CHALLENGE =
Every entry below must be repeated exactly; skip the pictures.

Extracted records:
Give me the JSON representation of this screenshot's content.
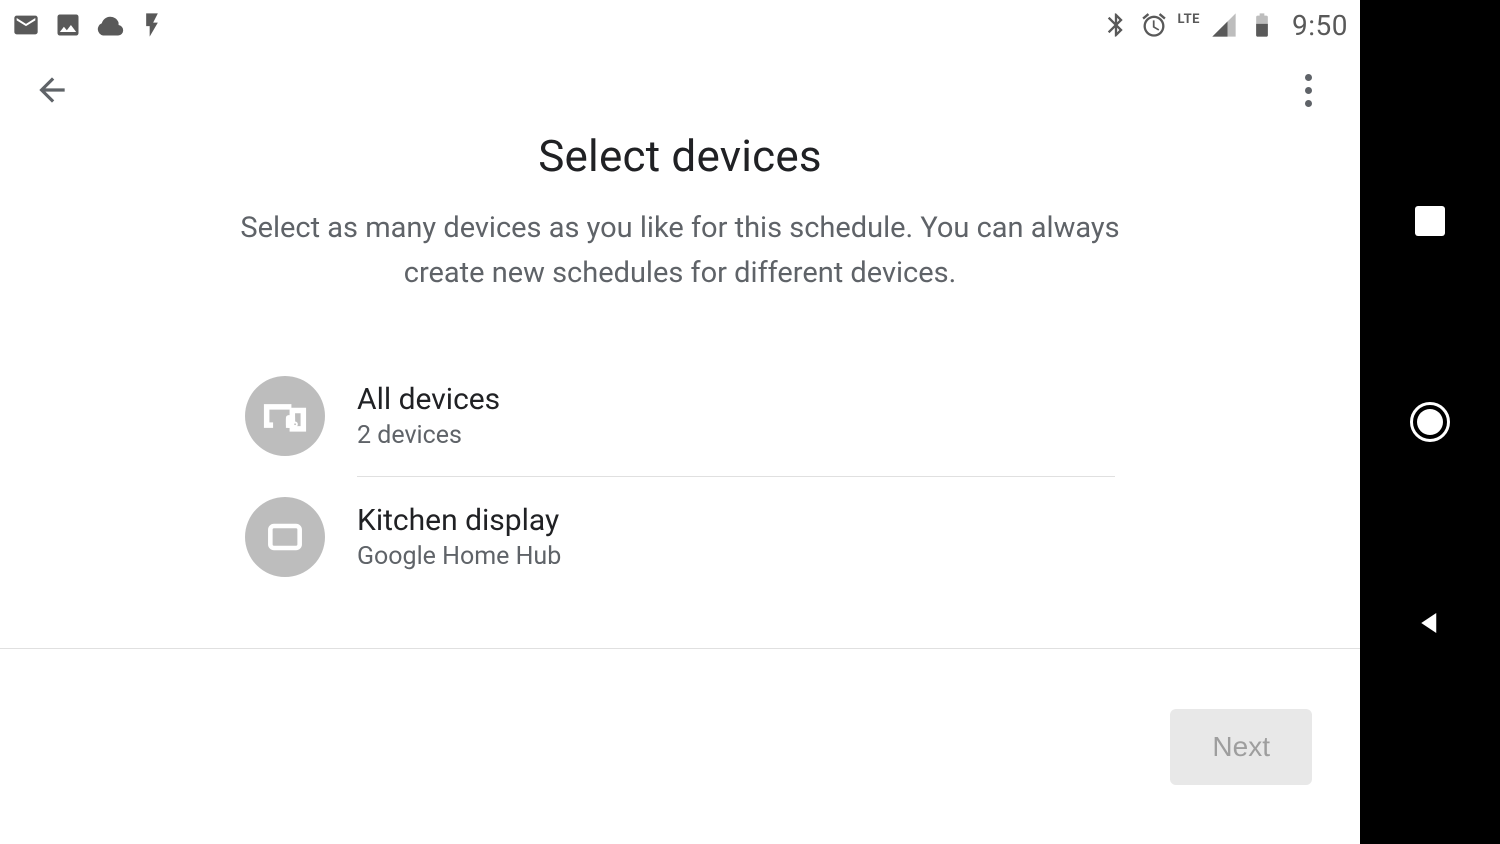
{
  "status": {
    "clock": "9:50",
    "network": "LTE"
  },
  "appbar": {
    "back": "Back",
    "overflow": "More options"
  },
  "page": {
    "title": "Select devices",
    "subtitle": "Select as many devices as you like for this schedule. You can always create new schedules for different devices."
  },
  "devices": [
    {
      "title": "All devices",
      "subtitle": "2 devices",
      "icon": "devices-group"
    },
    {
      "title": "Kitchen display",
      "subtitle": "Google Home Hub",
      "icon": "display"
    }
  ],
  "footer": {
    "next": "Next"
  }
}
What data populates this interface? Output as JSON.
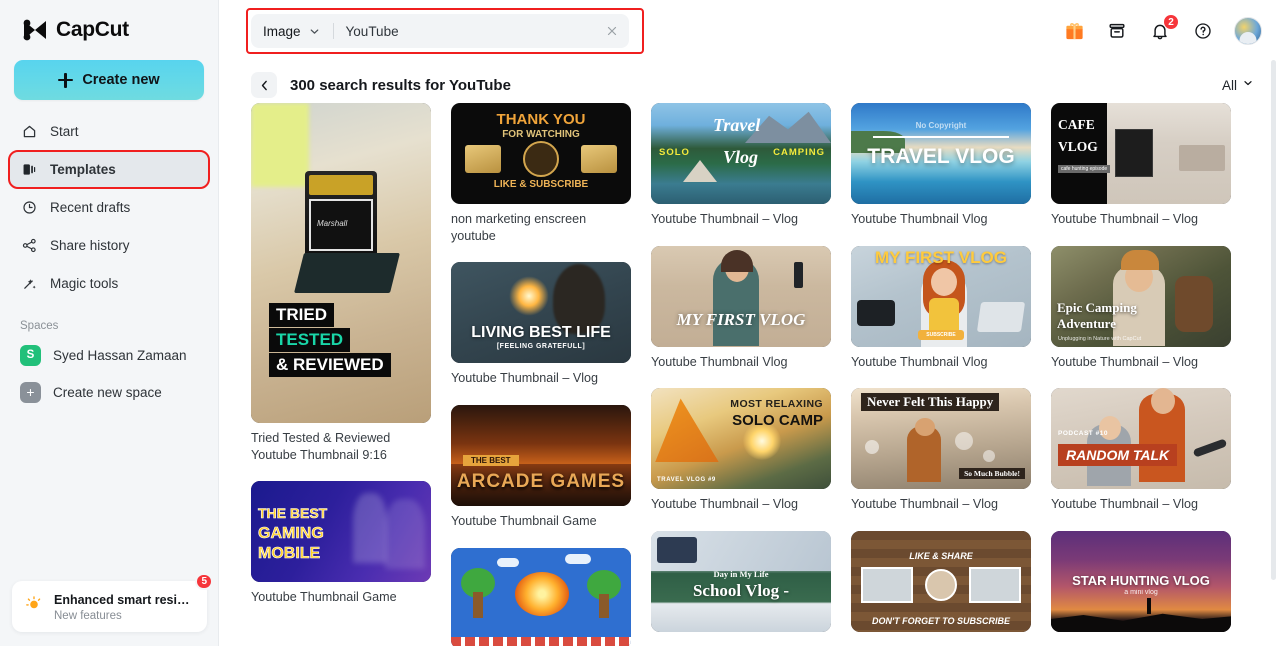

OUTPUT FOR THIS EXERCISE =
Give me the JSON representation of this screenshot's content.
{
  "status": {
    "clock": "9:50",
    "network": "LTE"
  },
  "appbar": {
    "back": "Back",
    "overflow": "More options"
  },
  "page": {
    "title": "Select devices",
    "subtitle": "Select as many devices as you like for this schedule. You can always create new schedules for different devices."
  },
  "devices": [
    {
      "title": "All devices",
      "subtitle": "2 devices",
      "icon": "devices-group"
    },
    {
      "title": "Kitchen display",
      "subtitle": "Google Home Hub",
      "icon": "display"
    }
  ],
  "footer": {
    "next": "Next"
  }
}
What data populates this interface? Output as JSON.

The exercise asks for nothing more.